-- BEGIN --

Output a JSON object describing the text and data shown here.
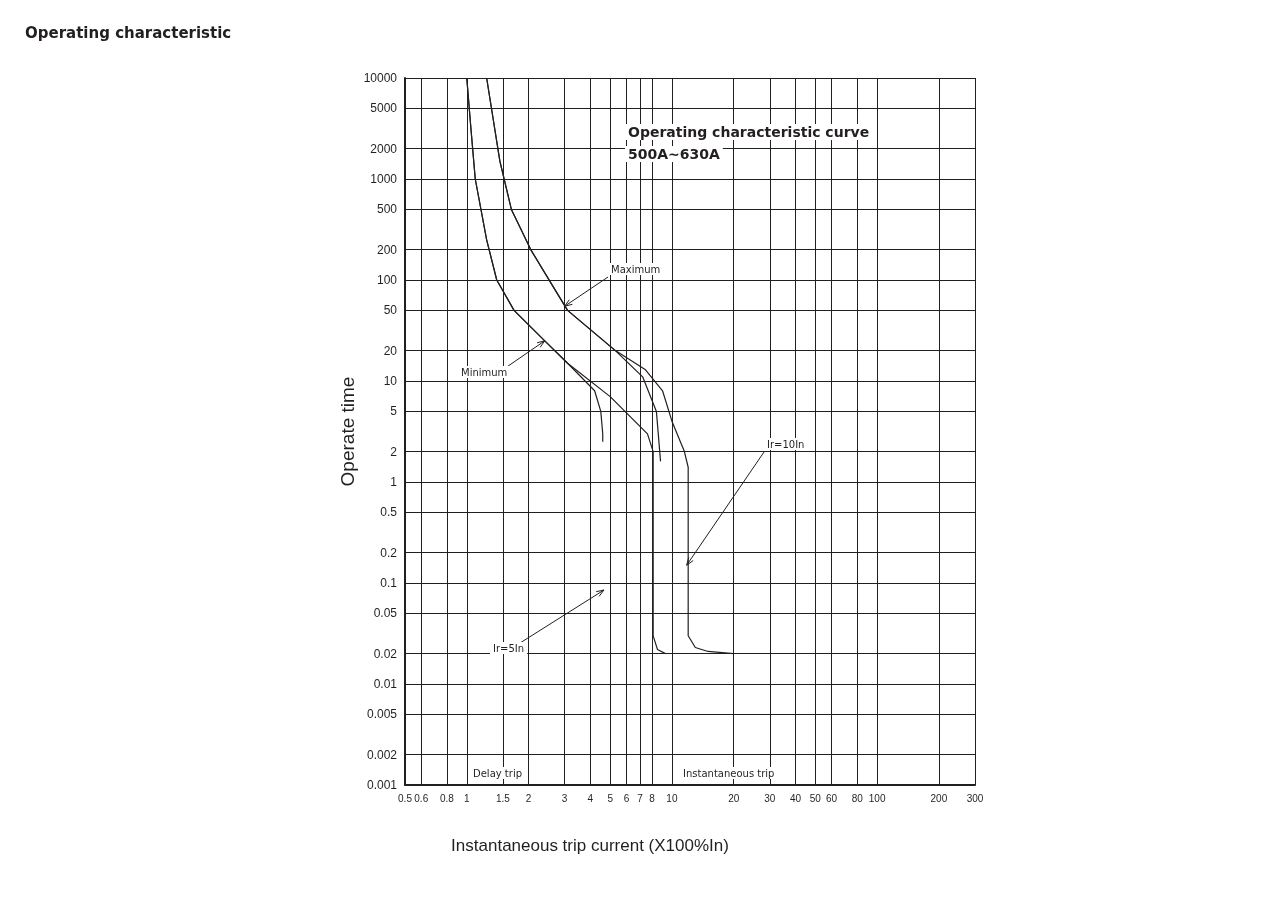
{
  "chart_data": {
    "type": "line",
    "title": "Operating characteristic",
    "xlabel": "Instantaneous trip current (X100%In)",
    "ylabel": "Operate time",
    "annotations": [
      "Operating characteristic curve",
      "500A~630A",
      {
        "text": "Maximum",
        "x": 3,
        "y": 55
      },
      {
        "text": "Minimum",
        "x": 2.4,
        "y": 25
      },
      {
        "text": "Ir=10In",
        "x": 11.8,
        "y": 0.15
      },
      "Ir=5In",
      "Delay trip",
      "Instantaneous trip"
    ],
    "log": "xy",
    "grid": true,
    "marker": "none",
    "line_style": "solid",
    "xlim": [
      0.5,
      300
    ],
    "xticks": [
      0.5,
      0.6,
      0.8,
      1,
      1.5,
      2,
      3,
      4,
      5,
      6,
      7,
      8,
      10,
      20,
      30,
      40,
      50,
      60,
      80,
      100,
      200,
      300
    ],
    "ylim": [
      0.001,
      10000
    ],
    "yticks": [
      0.001,
      0.002,
      0.005,
      0.01,
      0.02,
      0.05,
      0.1,
      0.2,
      0.5,
      1,
      2,
      5,
      10,
      20,
      50,
      100,
      200,
      500,
      1000,
      2000,
      5000,
      10000
    ],
    "series": [
      {
        "color": "#231f20",
        "x": [
          1.0,
          1.05,
          1.1,
          1.25,
          1.4,
          1.7,
          2.4,
          3.1,
          4.2,
          4.5,
          4.6,
          4.6
        ],
        "values": [
          10000,
          3000,
          1000,
          250,
          100,
          50,
          25,
          15,
          8,
          5,
          3,
          2.5
        ]
      },
      {
        "color": "#231f20",
        "x": [
          1.0,
          1.05,
          1.1,
          1.25,
          1.4,
          1.7,
          2.4,
          3.1,
          5,
          7.6,
          8.1,
          8.1,
          8.1,
          8.5,
          9.3
        ],
        "values": [
          10000,
          3000,
          1000,
          250,
          100,
          50,
          25,
          15,
          7,
          3,
          2,
          1,
          0.03,
          0.022,
          0.02
        ]
      },
      {
        "color": "#231f20",
        "x": [
          1.25,
          1.45,
          1.65,
          2.05,
          2.6,
          3.1,
          5.3,
          7.2,
          8.4,
          8.8
        ],
        "values": [
          10000,
          1500,
          500,
          200,
          90,
          50,
          20,
          11,
          5,
          1.6
        ]
      },
      {
        "color": "#231f20",
        "x": [
          1.25,
          1.45,
          1.65,
          2.05,
          2.6,
          3.1,
          5.3,
          7.4,
          9,
          10,
          11.5,
          12,
          12,
          13,
          15,
          20
        ],
        "values": [
          10000,
          1500,
          500,
          200,
          90,
          50,
          20,
          13,
          8,
          4,
          2,
          1.4,
          0.03,
          0.023,
          0.021,
          0.02
        ]
      }
    ]
  }
}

-- END --

Say how many lines in the records hold "text", with the number as the whole reply.

*Answer below:*
4